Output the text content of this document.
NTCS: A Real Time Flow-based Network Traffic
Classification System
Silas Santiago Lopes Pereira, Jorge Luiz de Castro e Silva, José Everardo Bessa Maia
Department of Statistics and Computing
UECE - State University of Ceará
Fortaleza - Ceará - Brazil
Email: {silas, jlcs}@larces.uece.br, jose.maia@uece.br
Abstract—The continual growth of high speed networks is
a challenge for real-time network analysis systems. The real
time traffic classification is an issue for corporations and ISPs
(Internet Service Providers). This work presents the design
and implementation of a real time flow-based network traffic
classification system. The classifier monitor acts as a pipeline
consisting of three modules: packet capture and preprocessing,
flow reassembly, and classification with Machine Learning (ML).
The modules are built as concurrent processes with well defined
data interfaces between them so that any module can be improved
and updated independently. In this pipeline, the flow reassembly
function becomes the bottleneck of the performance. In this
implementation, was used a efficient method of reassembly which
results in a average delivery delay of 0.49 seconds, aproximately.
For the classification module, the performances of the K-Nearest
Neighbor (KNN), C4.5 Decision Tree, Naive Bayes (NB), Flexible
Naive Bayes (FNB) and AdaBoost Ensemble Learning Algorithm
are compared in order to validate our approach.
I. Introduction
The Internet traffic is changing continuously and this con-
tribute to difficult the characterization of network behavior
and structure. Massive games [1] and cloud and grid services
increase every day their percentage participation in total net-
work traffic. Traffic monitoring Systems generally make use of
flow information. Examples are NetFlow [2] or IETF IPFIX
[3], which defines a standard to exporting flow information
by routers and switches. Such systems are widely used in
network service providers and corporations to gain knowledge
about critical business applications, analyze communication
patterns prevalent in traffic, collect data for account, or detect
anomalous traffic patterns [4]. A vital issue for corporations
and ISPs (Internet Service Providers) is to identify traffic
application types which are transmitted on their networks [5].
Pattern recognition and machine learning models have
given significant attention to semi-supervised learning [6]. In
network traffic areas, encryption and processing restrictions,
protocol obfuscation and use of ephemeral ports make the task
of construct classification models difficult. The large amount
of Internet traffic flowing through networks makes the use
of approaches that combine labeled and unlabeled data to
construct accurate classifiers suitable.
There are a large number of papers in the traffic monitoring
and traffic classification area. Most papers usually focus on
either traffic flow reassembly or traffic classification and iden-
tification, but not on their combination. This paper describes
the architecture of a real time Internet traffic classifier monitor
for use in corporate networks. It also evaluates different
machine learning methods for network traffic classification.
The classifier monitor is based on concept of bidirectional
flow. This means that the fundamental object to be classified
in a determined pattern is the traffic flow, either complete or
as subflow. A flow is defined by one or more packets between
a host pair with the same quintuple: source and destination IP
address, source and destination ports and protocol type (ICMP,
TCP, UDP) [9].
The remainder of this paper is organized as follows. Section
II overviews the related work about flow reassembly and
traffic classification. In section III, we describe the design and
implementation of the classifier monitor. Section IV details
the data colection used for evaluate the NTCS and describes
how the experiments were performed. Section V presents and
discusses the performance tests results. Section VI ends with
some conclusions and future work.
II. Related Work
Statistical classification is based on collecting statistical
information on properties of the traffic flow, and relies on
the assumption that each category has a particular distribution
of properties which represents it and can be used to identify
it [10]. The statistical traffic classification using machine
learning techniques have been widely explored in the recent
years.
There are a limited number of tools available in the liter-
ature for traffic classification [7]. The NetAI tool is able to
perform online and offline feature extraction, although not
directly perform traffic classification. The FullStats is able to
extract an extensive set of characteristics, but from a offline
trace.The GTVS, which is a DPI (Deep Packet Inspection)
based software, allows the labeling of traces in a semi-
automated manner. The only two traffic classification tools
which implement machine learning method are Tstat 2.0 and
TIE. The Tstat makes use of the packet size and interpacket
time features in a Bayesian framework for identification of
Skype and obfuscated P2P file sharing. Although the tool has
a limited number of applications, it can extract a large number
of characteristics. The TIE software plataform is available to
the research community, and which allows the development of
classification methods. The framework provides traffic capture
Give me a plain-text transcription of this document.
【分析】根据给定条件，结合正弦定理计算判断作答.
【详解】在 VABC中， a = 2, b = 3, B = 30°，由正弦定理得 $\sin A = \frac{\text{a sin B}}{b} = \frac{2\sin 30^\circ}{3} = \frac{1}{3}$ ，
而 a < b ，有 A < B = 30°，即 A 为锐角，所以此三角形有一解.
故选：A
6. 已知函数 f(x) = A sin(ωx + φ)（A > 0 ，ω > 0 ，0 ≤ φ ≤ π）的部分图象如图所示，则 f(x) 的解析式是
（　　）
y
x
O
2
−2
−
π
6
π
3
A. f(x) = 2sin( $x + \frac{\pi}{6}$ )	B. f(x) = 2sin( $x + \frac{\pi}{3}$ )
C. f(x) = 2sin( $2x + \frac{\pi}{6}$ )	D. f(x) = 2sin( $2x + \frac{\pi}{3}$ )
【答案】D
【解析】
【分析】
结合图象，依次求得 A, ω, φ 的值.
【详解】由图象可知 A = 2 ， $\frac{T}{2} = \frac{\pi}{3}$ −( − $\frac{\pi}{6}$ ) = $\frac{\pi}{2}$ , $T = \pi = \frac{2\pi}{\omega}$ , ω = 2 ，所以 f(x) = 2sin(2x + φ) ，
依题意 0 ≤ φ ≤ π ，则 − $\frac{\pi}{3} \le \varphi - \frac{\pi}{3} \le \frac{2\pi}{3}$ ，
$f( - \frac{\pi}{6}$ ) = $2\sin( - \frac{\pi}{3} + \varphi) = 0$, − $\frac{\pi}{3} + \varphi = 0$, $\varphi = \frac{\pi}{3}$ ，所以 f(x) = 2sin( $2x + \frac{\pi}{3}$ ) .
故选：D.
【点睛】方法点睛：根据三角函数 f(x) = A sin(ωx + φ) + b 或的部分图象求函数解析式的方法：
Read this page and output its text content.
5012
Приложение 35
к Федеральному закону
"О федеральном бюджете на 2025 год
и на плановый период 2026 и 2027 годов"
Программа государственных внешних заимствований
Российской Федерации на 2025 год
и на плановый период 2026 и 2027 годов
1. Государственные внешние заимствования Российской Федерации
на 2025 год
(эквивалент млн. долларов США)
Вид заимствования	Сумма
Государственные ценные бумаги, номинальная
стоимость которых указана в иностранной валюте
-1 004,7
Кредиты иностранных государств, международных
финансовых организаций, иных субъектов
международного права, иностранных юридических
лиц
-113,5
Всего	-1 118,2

- **WHAT YOU HAVE TO DO**
Print every entry exactly as written.

- **ANSWER TO THE TASK**
Output the text content of this document.
NTCS: A Real Time Flow-based Network Traffic
Classification System
Silas Santiago Lopes Pereira, Jorge Luiz de Castro e Silva, José Everardo Bessa Maia
Department of Statistics and Computing
UECE - State University of Ceará
Fortaleza - Ceará - Brazil
Email: {silas, jlcs}@larces.uece.br, jose.maia@uece.br
Abstract—The continual growth of high speed networks is
a challenge for real-time network analysis systems. The real
time traffic classification is an issue for corporations and ISPs
(Internet Service Providers). This work presents the design
and implementation of a real time flow-based network traffic
classification system. The classifier monitor acts as a pipeline
consisting of three modules: packet capture and preprocessing,
flow reassembly, and classification with Machine Learning (ML).
The modules are built as concurrent processes with well defined
data interfaces between them so that any module can be improved
and updated independently. In this pipeline, the flow reassembly
function becomes the bottleneck of the performance. In this
implementation, was used a efficient method of reassembly which
results in a average delivery delay of 0.49 seconds, aproximately.
For the classification module, the performances of the K-Nearest
Neighbor (KNN), C4.5 Decision Tree, Naive Bayes (NB), Flexible
Naive Bayes (FNB) and AdaBoost Ensemble Learning Algorithm
are compared in order to validate our approach.
I. Introduction
The Internet traffic is changing continuously and this con-
tribute to difficult the characterization of network behavior
and structure. Massive games [1] and cloud and grid services
increase every day their percentage participation in total net-
work traffic. Traffic monitoring Systems generally make use of
flow information. Examples are NetFlow [2] or IETF IPFIX
[3], which defines a standard to exporting flow information
by routers and switches. Such systems are widely used in
network service providers and corporations to gain knowledge
about critical business applications, analyze communication
patterns prevalent in traffic, collect data for account, or detect
anomalous traffic patterns [4]. A vital issue for corporations
and ISPs (Internet Service Providers) is to identify traffic
application types which are transmitted on their networks [5].
Pattern recognition and machine learning models have
given significant attention to semi-supervised learning [6]. In
network traffic areas, encryption and processing restrictions,
protocol obfuscation and use of ephemeral ports make the task
of construct classification models difficult. The large amount
of Internet traffic flowing through networks makes the use
of approaches that combine labeled and unlabeled data to
construct accurate classifiers suitable.
There are a large number of papers in the traffic monitoring
and traffic classification area. Most papers usually focus on
either traffic flow reassembly or traffic classification and iden-
tification, but not on their combination. This paper describes
the architecture of a real time Internet traffic classifier monitor
for use in corporate networks. It also evaluates different
machine learning methods for network traffic classification.
The classifier monitor is based on concept of bidirectional
flow. This means that the fundamental object to be classified
in a determined pattern is the traffic flow, either complete or
as subflow. A flow is defined by one or more packets between
a host pair with the same quintuple: source and destination IP
address, source and destination ports and protocol type (ICMP,
TCP, UDP) [9].
The remainder of this paper is organized as follows. Section
II overviews the related work about flow reassembly and
traffic classification. In section III, we describe the design and
implementation of the classifier monitor. Section IV details
the data colection used for evaluate the NTCS and describes
how the experiments were performed. Section V presents and
discusses the performance tests results. Section VI ends with
some conclusions and future work.
II. Related Work
Statistical classification is based on collecting statistical
information on properties of the traffic flow, and relies on
the assumption that each category has a particular distribution
of properties which represents it and can be used to identify
it [10]. The statistical traffic classification using machine
learning techniques have been widely explored in the recent
years.
There are a limited number of tools available in the liter-
ature for traffic classification [7]. The NetAI tool is able to
perform online and offline feature extraction, although not
directly perform traffic classification. The FullStats is able to
extract an extensive set of characteristics, but from a offline
trace.The GTVS, which is a DPI (Deep Packet Inspection)
based software, allows the labeling of traces in a semi-
automated manner. The only two traffic classification tools
which implement machine learning method are Tstat 2.0 and
TIE. The Tstat makes use of the packet size and interpacket
time features in a Bayesian framework for identification of
Skype and obfuscated P2P file sharing. Although the tool has
a limited number of applications, it can extract a large number
of characteristics. The TIE software plataform is available to
the research community, and which allows the development of
classification methods. The framework provides traffic capture
Give me a plain-text transcription of this document.
【分析】根据给定条件，结合正弦定理计算判断作答.
【详解】在 VABC中， a = 2, b = 3, B = 30°，由正弦定理得 $\sin A = \frac{\text{a sin B}}{b} = \frac{2\sin 30^\circ}{3} = \frac{1}{3}$ ，
而 a < b ，有 A < B = 30°，即 A 为锐角，所以此三角形有一解.
故选：A
6. 已知函数 f(x) = A sin(ωx + φ)（A > 0 ，ω > 0 ，0 ≤ φ ≤ π）的部分图象如图所示，则 f(x) 的解析式是
（　　）
y
x
O
2
−2
−
π
6
π
3
A. f(x) = 2sin( $x + \frac{\pi}{6}$ )	B. f(x) = 2sin( $x + \frac{\pi}{3}$ )
C. f(x) = 2sin( $2x + \frac{\pi}{6}$ )	D. f(x) = 2sin( $2x + \frac{\pi}{3}$ )
【答案】D
【解析】
【分析】
结合图象，依次求得 A, ω, φ 的值.
【详解】由图象可知 A = 2 ， $\frac{T}{2} = \frac{\pi}{3}$ −( − $\frac{\pi}{6}$ ) = $\frac{\pi}{2}$ , $T = \pi = \frac{2\pi}{\omega}$ , ω = 2 ，所以 f(x) = 2sin(2x + φ) ，
依题意 0 ≤ φ ≤ π ，则 − $\frac{\pi}{3} \le \varphi - \frac{\pi}{3} \le \frac{2\pi}{3}$ ，
$f( - \frac{\pi}{6}$ ) = $2\sin( - \frac{\pi}{3} + \varphi) = 0$, − $\frac{\pi}{3} + \varphi = 0$, $\varphi = \frac{\pi}{3}$ ，所以 f(x) = 2sin( $2x + \frac{\pi}{3}$ ) .
故选：D.
【点睛】方法点睛：根据三角函数 f(x) = A sin(ωx + φ) + b 或的部分图象求函数解析式的方法：
Read this page and output its text content.
5012
Приложение 35
к Федеральному закону
"О федеральном бюджете на 2025 год
и на плановый период 2026 и 2027 годов"
Программа государственных внешних заимствований
Российской Федерации на 2025 год
и на плановый период 2026 и 2027 годов
1. Государственные внешние заимствования Российской Федерации
на 2025 год
(эквивалент млн. долларов США)
Вид заимствования	Сумма
Государственные ценные бумаги, номинальная
стоимость которых указана в иностранной валюте
-1 004,7
Кредиты иностранных государств, международных
финансовых организаций, иных субъектов
международного права, иностранных юридических
лиц
-113,5
Всего	-1 118,2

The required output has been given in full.